# Saved entries
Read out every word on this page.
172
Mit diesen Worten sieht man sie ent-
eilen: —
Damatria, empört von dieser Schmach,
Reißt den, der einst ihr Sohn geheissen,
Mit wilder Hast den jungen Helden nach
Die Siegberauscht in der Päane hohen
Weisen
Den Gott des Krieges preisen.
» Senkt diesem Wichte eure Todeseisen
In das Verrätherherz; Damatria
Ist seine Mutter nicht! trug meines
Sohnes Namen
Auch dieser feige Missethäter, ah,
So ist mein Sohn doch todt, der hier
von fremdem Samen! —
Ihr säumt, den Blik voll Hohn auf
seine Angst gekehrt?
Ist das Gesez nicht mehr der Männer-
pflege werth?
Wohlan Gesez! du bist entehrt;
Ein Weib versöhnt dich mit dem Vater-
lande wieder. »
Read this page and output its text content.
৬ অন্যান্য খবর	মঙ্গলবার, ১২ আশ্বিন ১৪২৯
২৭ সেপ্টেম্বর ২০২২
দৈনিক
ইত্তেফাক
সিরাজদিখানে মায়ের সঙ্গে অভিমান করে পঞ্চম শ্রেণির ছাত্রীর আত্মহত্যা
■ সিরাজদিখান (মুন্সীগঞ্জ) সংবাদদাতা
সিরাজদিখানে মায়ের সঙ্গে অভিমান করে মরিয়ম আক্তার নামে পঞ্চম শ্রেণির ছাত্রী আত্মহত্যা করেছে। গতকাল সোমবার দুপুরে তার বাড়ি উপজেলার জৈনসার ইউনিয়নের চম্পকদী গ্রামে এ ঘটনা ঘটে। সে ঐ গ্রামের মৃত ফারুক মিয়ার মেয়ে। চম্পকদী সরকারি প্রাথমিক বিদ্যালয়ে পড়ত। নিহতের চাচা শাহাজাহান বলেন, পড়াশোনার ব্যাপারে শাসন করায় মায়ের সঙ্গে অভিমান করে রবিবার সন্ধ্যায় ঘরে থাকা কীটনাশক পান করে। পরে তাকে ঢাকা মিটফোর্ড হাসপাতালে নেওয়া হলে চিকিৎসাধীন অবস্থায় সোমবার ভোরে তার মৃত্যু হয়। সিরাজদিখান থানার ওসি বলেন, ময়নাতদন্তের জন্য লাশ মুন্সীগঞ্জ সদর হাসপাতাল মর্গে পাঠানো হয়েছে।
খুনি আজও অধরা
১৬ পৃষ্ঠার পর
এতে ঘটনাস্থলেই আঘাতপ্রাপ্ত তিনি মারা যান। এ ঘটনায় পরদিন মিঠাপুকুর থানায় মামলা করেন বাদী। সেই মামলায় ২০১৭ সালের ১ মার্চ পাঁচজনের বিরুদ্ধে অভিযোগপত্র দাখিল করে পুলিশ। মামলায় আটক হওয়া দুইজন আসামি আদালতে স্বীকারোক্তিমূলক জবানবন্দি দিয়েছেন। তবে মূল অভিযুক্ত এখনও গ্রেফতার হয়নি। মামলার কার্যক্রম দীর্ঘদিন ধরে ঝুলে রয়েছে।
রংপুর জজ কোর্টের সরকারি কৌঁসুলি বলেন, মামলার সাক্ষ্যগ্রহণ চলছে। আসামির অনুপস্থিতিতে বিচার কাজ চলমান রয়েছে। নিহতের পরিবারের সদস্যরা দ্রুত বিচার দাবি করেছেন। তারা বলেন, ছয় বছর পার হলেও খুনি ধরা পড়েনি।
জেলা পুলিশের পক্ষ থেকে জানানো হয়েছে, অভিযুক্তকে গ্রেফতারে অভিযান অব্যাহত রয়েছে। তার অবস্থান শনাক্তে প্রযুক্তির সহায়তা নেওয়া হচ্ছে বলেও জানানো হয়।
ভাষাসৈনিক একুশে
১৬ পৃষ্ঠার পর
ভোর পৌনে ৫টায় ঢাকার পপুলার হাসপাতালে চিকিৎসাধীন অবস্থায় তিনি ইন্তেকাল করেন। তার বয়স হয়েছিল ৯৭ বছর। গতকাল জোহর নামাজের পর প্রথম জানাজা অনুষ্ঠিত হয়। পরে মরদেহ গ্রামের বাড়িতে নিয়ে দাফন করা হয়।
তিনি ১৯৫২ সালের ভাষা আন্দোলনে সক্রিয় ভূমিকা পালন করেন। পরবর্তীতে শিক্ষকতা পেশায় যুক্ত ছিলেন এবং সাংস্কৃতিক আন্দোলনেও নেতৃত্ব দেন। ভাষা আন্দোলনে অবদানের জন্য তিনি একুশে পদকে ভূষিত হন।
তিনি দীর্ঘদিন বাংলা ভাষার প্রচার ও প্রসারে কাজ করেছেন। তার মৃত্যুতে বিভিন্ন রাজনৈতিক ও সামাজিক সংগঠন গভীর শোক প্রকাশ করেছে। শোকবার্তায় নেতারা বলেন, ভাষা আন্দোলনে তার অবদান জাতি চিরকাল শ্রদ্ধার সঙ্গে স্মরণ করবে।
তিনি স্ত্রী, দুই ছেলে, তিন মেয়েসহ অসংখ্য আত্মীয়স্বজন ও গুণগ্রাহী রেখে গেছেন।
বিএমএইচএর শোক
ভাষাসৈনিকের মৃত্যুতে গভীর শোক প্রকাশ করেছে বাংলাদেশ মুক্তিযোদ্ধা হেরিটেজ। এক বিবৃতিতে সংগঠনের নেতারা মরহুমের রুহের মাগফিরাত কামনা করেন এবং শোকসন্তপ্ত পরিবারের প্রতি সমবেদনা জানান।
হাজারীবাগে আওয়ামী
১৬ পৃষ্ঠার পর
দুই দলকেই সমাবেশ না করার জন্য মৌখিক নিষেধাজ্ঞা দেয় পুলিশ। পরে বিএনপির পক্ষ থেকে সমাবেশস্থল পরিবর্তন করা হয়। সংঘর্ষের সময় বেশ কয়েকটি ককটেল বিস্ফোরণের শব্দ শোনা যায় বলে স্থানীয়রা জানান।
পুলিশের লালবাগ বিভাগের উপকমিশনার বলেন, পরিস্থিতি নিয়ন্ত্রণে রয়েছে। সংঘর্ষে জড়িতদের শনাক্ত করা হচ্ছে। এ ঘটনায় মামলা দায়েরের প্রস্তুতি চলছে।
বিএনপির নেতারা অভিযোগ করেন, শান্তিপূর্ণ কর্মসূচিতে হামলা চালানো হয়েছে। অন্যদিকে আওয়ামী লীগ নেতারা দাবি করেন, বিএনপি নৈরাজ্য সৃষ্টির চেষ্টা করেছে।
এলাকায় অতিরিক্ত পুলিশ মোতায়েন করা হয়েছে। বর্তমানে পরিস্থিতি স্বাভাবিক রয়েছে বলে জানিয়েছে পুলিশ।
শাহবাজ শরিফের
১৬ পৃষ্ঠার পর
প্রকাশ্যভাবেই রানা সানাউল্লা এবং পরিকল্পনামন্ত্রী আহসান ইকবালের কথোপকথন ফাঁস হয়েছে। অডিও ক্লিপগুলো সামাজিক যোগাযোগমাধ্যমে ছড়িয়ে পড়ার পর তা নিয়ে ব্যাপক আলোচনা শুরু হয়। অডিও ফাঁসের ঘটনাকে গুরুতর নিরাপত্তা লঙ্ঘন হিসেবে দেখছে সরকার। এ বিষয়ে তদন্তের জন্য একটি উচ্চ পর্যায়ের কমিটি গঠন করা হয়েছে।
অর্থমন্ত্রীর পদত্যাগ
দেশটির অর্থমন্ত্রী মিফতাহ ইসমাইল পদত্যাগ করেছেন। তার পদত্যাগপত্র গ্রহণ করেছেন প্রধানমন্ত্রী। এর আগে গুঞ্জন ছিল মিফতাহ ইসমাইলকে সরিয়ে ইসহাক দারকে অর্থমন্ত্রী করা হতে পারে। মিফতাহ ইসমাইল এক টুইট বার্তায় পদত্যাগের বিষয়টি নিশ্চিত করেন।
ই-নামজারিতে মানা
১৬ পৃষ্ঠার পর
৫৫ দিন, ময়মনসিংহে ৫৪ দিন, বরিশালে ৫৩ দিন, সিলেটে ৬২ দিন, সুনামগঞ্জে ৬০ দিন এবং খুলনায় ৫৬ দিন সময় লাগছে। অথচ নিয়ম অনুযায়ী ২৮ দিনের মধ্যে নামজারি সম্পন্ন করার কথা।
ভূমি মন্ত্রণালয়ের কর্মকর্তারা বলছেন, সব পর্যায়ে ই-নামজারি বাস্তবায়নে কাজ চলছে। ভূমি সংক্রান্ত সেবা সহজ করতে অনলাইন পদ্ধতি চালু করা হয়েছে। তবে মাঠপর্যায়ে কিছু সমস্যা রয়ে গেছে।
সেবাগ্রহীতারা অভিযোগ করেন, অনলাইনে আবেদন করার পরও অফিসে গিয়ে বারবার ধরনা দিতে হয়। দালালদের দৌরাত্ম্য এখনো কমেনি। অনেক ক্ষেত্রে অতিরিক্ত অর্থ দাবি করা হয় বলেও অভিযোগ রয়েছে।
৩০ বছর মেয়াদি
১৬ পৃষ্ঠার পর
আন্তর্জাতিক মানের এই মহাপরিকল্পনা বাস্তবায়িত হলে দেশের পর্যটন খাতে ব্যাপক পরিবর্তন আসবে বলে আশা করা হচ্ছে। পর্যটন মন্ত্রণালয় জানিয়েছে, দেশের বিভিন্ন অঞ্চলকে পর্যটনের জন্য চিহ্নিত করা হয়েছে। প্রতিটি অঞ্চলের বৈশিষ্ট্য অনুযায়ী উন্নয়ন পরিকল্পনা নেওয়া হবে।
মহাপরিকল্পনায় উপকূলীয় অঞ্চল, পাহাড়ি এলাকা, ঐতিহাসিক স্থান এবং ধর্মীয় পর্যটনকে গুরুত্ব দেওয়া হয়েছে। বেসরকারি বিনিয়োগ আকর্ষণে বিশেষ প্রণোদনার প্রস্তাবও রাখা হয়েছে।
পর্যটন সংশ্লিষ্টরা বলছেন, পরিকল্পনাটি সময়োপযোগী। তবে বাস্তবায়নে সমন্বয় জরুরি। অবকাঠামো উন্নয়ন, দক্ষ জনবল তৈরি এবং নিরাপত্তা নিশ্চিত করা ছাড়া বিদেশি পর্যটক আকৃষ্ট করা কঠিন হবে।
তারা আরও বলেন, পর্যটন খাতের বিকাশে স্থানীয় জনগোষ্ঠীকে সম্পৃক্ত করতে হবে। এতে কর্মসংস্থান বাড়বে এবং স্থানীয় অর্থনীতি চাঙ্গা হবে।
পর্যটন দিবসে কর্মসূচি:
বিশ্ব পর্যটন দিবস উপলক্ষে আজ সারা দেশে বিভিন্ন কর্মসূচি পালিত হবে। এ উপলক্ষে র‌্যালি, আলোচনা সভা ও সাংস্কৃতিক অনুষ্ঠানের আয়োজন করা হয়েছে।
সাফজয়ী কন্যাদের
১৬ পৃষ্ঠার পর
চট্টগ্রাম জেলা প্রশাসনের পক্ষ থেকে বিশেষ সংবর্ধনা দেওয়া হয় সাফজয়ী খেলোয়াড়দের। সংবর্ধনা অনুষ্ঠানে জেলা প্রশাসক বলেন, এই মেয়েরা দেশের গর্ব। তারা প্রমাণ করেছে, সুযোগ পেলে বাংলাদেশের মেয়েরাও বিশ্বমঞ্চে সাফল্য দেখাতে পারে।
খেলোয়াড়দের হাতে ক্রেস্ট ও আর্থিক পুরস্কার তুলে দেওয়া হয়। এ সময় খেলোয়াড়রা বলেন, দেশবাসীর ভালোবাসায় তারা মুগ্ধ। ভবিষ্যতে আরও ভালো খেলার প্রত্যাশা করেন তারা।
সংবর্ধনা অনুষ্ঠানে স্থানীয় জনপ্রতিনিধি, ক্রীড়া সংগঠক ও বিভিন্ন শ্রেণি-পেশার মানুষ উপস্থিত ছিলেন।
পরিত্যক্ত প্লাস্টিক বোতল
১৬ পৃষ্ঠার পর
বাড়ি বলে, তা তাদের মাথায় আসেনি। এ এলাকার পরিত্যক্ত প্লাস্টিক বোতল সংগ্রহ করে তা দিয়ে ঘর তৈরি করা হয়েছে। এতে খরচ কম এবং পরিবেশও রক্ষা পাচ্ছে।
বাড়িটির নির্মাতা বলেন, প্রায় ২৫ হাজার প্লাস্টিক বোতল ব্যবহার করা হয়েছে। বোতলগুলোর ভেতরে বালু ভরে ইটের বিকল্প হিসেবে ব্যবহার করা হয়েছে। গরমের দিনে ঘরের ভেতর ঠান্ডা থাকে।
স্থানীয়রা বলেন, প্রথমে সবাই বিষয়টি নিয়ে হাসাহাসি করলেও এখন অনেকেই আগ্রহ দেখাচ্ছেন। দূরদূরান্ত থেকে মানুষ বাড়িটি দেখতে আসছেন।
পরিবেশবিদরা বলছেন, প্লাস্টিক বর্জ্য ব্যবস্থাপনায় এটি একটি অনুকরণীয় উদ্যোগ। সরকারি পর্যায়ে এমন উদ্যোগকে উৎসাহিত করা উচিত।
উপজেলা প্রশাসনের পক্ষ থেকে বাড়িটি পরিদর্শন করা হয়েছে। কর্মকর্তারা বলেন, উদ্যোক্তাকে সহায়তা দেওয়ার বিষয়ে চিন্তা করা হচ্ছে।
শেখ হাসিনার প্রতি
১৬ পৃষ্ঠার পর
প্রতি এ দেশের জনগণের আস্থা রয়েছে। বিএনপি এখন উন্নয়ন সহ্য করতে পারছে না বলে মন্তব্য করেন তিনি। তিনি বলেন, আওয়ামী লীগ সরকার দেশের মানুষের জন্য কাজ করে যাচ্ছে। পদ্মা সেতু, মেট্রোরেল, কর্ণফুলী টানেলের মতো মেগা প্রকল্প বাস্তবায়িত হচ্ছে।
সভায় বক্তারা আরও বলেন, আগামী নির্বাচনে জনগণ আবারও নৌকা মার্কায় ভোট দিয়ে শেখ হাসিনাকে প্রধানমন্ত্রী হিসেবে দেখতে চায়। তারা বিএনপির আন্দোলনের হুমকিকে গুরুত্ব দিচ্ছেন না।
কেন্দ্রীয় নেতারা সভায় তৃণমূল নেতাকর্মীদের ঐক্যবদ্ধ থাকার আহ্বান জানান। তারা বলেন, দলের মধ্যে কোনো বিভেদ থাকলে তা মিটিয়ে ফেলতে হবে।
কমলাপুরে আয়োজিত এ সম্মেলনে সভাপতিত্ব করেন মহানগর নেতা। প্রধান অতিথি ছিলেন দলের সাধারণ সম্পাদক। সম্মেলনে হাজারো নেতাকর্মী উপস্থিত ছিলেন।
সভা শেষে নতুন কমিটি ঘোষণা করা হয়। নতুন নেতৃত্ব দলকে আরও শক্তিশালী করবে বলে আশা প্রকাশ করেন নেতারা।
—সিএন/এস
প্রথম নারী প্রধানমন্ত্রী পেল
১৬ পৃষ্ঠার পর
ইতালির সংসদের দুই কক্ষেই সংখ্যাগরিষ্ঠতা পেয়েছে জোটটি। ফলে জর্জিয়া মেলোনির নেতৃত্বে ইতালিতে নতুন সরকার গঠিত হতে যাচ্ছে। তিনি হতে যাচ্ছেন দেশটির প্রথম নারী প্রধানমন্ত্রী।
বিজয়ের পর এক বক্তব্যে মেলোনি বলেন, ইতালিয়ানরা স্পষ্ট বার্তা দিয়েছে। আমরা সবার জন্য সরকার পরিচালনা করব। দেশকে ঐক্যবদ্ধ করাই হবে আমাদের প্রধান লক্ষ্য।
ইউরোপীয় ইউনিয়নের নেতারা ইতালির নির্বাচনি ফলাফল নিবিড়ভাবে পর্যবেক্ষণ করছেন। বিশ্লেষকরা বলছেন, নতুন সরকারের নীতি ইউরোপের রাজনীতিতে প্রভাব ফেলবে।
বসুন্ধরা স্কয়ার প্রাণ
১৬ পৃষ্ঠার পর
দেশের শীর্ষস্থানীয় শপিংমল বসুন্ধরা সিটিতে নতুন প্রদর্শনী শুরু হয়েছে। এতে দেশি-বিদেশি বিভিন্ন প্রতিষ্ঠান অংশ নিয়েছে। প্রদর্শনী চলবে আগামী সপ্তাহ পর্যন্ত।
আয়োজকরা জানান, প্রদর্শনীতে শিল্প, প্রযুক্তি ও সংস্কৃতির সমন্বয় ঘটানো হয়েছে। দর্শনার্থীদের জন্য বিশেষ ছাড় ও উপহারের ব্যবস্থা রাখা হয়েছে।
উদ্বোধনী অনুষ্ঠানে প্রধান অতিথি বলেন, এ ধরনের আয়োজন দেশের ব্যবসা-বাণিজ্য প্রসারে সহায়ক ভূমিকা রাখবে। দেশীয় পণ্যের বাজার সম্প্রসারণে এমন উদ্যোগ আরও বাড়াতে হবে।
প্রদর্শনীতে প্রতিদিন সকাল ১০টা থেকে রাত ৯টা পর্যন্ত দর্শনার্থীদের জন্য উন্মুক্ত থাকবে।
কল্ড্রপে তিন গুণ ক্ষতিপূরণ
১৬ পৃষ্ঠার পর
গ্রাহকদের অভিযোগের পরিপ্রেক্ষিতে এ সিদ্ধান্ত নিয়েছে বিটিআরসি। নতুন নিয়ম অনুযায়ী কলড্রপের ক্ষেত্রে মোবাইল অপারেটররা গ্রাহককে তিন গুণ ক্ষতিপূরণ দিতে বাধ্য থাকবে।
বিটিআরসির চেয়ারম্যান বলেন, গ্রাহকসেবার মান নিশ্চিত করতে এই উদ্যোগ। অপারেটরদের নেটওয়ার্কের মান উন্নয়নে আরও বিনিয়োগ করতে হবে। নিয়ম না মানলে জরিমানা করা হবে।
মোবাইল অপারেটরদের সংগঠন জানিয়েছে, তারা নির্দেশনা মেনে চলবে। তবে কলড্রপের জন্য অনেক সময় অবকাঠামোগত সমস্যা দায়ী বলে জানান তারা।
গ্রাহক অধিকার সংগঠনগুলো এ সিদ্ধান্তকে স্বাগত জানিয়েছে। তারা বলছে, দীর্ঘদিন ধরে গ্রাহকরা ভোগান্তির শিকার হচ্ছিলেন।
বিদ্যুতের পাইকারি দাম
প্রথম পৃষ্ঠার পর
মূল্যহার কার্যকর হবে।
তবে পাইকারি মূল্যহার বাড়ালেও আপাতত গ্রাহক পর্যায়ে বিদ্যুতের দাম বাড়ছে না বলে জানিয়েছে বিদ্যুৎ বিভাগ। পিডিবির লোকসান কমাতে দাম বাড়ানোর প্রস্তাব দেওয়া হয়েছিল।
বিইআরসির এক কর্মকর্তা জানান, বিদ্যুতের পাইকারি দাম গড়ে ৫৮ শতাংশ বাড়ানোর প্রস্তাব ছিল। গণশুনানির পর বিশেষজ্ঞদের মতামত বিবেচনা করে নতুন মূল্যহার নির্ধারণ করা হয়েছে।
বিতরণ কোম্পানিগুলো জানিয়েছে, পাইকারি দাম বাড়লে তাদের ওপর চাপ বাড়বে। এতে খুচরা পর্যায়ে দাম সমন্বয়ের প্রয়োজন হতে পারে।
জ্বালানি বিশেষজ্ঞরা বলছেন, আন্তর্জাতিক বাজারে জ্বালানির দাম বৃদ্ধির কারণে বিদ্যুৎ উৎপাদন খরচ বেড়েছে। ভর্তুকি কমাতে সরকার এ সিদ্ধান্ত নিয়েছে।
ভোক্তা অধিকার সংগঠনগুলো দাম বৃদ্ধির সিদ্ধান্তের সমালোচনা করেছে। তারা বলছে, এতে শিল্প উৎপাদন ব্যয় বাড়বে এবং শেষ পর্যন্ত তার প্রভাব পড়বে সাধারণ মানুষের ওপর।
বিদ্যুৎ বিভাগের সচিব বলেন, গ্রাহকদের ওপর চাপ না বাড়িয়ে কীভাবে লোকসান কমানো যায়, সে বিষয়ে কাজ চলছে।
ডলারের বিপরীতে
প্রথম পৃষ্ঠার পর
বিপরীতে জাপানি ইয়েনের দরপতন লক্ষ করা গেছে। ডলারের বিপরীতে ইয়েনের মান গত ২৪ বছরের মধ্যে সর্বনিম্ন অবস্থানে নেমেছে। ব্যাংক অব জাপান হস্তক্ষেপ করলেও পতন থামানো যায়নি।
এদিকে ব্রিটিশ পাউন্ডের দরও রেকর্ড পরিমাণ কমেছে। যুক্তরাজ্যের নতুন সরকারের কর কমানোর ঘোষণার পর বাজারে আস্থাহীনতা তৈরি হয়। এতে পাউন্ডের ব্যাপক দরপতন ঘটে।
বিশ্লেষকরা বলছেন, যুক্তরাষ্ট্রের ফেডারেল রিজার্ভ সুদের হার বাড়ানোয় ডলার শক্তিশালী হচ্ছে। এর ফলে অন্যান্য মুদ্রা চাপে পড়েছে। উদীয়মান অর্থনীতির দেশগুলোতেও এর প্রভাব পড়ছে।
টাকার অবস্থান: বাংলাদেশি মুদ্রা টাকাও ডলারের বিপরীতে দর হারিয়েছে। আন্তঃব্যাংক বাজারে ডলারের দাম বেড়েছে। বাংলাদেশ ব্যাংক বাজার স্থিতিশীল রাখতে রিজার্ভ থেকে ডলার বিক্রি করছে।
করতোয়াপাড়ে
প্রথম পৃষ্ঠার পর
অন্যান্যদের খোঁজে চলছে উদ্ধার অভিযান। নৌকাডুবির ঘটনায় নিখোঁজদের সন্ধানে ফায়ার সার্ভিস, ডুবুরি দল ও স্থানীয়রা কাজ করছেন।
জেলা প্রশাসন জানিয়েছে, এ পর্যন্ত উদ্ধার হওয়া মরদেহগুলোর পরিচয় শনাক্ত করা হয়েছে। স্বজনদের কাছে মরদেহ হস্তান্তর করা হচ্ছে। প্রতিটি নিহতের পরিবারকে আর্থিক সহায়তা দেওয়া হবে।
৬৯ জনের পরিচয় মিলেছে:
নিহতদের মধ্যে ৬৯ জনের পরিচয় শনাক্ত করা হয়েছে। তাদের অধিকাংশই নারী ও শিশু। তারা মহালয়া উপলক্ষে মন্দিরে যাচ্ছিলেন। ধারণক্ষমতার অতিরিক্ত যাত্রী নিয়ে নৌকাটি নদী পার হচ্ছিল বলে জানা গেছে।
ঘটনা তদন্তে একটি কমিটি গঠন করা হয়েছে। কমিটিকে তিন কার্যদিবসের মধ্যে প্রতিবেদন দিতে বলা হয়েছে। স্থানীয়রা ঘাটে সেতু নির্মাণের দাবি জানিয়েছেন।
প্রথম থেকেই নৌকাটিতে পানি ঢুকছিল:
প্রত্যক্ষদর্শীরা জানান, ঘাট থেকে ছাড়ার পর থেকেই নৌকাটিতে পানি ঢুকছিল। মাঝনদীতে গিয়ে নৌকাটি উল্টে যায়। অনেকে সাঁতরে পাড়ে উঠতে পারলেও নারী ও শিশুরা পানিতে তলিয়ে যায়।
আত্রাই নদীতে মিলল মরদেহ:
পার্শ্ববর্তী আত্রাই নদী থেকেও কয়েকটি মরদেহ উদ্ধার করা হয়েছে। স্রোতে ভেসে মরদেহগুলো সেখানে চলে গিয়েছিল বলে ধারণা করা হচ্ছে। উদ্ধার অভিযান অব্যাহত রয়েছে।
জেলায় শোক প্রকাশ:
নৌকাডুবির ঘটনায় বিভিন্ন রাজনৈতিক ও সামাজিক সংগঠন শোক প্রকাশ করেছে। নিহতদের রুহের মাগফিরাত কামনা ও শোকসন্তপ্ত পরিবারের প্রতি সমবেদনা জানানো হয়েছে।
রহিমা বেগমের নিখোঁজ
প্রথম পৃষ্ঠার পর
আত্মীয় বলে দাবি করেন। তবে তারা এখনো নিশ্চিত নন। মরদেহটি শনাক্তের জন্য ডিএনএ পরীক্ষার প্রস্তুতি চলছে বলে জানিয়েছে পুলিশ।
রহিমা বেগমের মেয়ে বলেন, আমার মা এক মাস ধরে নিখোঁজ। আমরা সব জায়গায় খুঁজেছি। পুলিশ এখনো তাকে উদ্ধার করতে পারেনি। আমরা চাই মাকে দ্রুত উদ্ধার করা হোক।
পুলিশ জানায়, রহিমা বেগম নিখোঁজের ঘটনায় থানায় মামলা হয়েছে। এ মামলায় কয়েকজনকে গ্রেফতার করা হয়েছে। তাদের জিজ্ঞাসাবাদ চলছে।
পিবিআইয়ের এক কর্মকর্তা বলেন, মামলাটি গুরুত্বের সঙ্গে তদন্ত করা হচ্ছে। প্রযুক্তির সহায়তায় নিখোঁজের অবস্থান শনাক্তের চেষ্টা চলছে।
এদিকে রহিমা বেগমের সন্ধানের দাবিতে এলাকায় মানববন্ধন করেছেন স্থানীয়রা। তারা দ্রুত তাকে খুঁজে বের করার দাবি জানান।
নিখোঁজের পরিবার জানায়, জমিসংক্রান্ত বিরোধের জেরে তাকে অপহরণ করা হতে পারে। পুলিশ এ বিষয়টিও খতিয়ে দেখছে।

# Aim of the task
Above are lines of data; state how many of them contain the word "উপলক", with no other output.

# Expected answer
2